The input start

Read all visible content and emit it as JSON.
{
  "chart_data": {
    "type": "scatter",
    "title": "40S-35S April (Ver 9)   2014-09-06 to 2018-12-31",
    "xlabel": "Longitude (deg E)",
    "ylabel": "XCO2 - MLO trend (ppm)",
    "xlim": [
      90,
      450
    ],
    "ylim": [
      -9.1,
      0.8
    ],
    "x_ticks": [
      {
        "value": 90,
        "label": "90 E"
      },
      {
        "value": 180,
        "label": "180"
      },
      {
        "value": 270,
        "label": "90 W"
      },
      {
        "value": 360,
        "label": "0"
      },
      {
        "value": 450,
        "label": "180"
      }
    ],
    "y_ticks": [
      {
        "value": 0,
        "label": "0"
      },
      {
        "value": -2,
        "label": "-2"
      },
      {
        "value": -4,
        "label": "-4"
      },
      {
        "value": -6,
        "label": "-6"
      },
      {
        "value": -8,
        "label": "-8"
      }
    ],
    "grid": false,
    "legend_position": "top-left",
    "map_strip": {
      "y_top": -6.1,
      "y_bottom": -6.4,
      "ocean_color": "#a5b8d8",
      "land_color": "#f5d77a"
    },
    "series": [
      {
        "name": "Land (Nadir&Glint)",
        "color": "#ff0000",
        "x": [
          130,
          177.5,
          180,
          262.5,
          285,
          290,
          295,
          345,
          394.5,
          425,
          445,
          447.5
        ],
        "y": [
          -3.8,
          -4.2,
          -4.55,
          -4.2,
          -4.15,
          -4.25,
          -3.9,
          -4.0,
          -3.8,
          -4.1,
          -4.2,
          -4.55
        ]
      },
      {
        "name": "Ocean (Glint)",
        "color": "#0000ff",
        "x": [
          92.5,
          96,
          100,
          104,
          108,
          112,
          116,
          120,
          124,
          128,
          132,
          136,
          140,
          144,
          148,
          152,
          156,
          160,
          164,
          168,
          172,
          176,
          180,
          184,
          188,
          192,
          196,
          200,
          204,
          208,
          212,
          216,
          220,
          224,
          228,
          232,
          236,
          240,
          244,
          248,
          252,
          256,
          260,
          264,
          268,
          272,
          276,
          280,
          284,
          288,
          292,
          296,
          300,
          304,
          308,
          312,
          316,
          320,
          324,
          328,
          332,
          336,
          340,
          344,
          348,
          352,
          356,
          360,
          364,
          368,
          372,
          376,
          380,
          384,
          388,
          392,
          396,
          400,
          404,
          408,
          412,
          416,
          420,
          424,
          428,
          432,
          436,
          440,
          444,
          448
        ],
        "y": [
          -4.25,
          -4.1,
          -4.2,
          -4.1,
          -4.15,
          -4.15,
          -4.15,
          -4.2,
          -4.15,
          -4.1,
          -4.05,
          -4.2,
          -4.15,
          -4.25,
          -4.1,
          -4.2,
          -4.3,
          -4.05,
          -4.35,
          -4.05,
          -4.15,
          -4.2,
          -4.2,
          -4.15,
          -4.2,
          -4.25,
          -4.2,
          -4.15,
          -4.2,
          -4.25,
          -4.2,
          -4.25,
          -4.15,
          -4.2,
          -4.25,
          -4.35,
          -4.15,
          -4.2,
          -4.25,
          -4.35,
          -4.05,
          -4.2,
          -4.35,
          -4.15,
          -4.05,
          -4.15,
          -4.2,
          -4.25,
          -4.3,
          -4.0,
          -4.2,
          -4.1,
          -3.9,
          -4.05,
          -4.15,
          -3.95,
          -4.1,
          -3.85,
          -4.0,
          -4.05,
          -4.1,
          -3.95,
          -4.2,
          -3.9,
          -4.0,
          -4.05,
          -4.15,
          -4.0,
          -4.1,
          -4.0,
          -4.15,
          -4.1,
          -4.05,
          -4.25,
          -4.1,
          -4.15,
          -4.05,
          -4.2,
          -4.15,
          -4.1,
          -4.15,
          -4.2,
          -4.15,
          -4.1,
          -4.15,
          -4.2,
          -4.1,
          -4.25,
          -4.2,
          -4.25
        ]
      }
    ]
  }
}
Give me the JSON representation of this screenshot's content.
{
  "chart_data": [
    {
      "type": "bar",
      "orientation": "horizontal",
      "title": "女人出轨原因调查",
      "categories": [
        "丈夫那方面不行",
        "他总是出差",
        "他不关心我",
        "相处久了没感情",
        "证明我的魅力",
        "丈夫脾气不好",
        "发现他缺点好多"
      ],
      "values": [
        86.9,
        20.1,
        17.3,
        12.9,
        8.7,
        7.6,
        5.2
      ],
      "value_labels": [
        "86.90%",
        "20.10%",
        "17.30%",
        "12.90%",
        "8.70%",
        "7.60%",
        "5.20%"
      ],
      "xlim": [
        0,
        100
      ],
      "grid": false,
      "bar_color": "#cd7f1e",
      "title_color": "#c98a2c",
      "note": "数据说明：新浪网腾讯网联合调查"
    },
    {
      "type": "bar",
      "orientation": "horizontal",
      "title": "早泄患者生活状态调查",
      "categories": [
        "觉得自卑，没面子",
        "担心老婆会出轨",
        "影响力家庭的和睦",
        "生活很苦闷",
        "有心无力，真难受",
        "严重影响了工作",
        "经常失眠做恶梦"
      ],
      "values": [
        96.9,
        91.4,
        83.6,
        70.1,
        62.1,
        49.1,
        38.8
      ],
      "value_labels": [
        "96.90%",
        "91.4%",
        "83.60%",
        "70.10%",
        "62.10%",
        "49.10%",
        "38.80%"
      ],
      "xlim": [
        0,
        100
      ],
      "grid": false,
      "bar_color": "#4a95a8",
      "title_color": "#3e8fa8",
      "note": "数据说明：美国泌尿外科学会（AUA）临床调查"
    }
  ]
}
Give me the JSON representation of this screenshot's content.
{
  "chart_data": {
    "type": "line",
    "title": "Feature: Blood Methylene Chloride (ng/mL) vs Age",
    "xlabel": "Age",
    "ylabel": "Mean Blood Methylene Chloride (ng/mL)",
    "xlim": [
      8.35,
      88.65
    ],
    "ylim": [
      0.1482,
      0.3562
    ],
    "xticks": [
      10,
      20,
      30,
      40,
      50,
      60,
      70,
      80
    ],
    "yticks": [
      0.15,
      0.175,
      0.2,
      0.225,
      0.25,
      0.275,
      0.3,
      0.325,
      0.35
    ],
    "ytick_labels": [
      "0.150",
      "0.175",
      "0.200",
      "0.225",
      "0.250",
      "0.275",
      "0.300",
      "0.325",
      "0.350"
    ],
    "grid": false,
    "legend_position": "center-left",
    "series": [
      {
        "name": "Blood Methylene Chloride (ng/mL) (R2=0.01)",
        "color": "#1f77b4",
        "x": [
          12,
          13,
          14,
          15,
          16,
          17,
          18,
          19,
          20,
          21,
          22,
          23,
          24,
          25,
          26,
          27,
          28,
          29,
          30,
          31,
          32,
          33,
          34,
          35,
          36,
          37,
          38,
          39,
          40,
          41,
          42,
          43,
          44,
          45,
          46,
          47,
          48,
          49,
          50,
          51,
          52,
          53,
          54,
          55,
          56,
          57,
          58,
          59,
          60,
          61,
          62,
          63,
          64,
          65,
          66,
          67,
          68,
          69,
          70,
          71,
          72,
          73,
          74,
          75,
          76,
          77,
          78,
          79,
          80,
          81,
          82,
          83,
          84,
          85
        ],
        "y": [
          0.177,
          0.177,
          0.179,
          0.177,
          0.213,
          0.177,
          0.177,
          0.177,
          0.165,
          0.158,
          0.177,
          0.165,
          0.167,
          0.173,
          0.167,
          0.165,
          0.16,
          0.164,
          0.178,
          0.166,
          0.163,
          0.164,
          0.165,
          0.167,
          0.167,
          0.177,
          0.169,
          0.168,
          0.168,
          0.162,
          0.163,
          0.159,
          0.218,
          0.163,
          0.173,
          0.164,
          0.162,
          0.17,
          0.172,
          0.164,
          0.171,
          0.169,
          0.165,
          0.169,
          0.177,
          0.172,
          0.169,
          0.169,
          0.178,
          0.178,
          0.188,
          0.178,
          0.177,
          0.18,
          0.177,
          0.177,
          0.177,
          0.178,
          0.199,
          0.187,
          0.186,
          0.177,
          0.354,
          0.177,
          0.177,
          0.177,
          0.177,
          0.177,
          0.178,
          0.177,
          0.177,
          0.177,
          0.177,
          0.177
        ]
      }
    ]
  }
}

The input end

Given problem
Copy every single line of the material above that holds "数据说明".

Reply
      "note": "数据说明：新浪网腾讯网联合调查"
      "note": "数据说明：美国泌尿外科学会（AUA）临床调查"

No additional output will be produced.